§ Records:

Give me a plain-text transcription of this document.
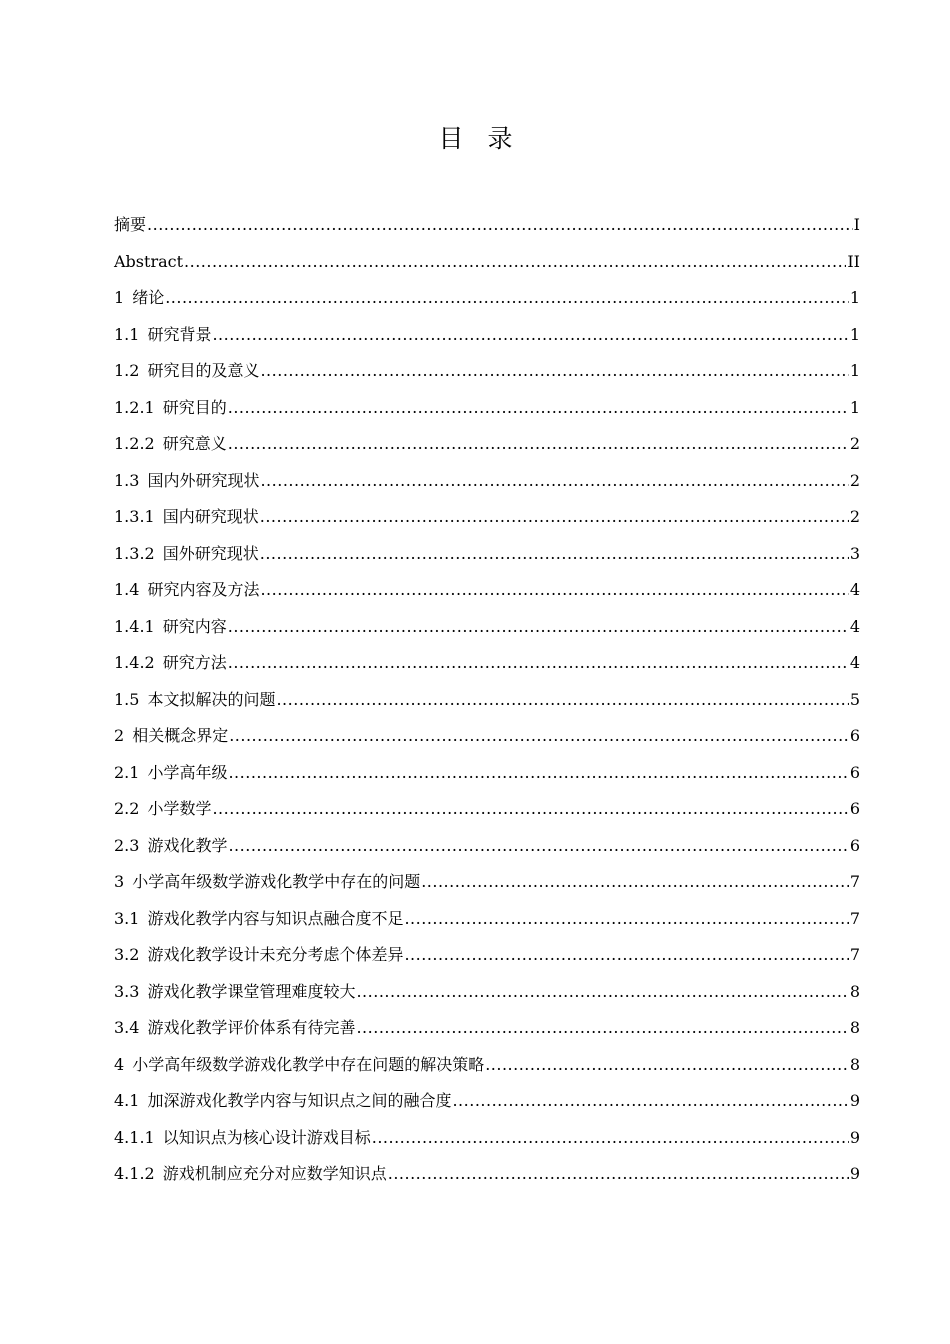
目录
摘要 .....	I
Abstract .....	II
1 绪论 .....	1
1.1 研究背景 .....	1
1.2 研究目的及意义 .....	1
1.2.1 研究目的 .....	1
1.2.2 研究意义 .....	2
1.3 国内外研究现状 .....	2
1.3.1 国内研究现状 .....	2
1.3.2 国外研究现状 .....	3
1.4 研究内容及方法 .....	4
1.4.1 研究内容 .....	4
1.4.2 研究方法 .....	4
1.5 本文拟解决的问题 .....	5
2 相关概念界定 .....	6
2.1 小学高年级 .....	6
2.2 小学数学 .....	6
2.3 游戏化教学 .....	6
3 小学高年级数学游戏化教学中存在的问题 .....	7
3.1 游戏化教学内容与知识点融合度不足 .....	7
3.2 游戏化教学设计未充分考虑个体差异 .....	7
3.3 游戏化教学课堂管理难度较大 .....	8
3.4 游戏化教学评价体系有待完善 .....	8
4 小学高年级数学游戏化教学中存在问题的解决策略 .....	8
4.1 加深游戏化教学内容与知识点之间的融合度 .....	9
4.1.1 以知识点为核心设计游戏目标 .....	9
4.1.2 游戏机制应充分对应数学知识点 .....	9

§ Stated goal:
Your task is to reproduce all of the material exactly. The pictures stay out.

§ Correct response:
Give me a plain-text transcription of this document.
目录
摘要 .....	I
Abstract .....	II
1 绪论 .....	1
1.1 研究背景 .....	1
1.2 研究目的及意义 .....	1
1.2.1 研究目的 .....	1
1.2.2 研究意义 .....	2
1.3 国内外研究现状 .....	2
1.3.1 国内研究现状 .....	2
1.3.2 国外研究现状 .....	3
1.4 研究内容及方法 .....	4
1.4.1 研究内容 .....	4
1.4.2 研究方法 .....	4
1.5 本文拟解决的问题 .....	5
2 相关概念界定 .....	6
2.1 小学高年级 .....	6
2.2 小学数学 .....	6
2.3 游戏化教学 .....	6
3 小学高年级数学游戏化教学中存在的问题 .....	7
3.1 游戏化教学内容与知识点融合度不足 .....	7
3.2 游戏化教学设计未充分考虑个体差异 .....	7
3.3 游戏化教学课堂管理难度较大 .....	8
3.4 游戏化教学评价体系有待完善 .....	8
4 小学高年级数学游戏化教学中存在问题的解决策略 .....	8
4.1 加深游戏化教学内容与知识点之间的融合度 .....	9
4.1.1 以知识点为核心设计游戏目标 .....	9
4.1.2 游戏机制应充分对应数学知识点 .....	9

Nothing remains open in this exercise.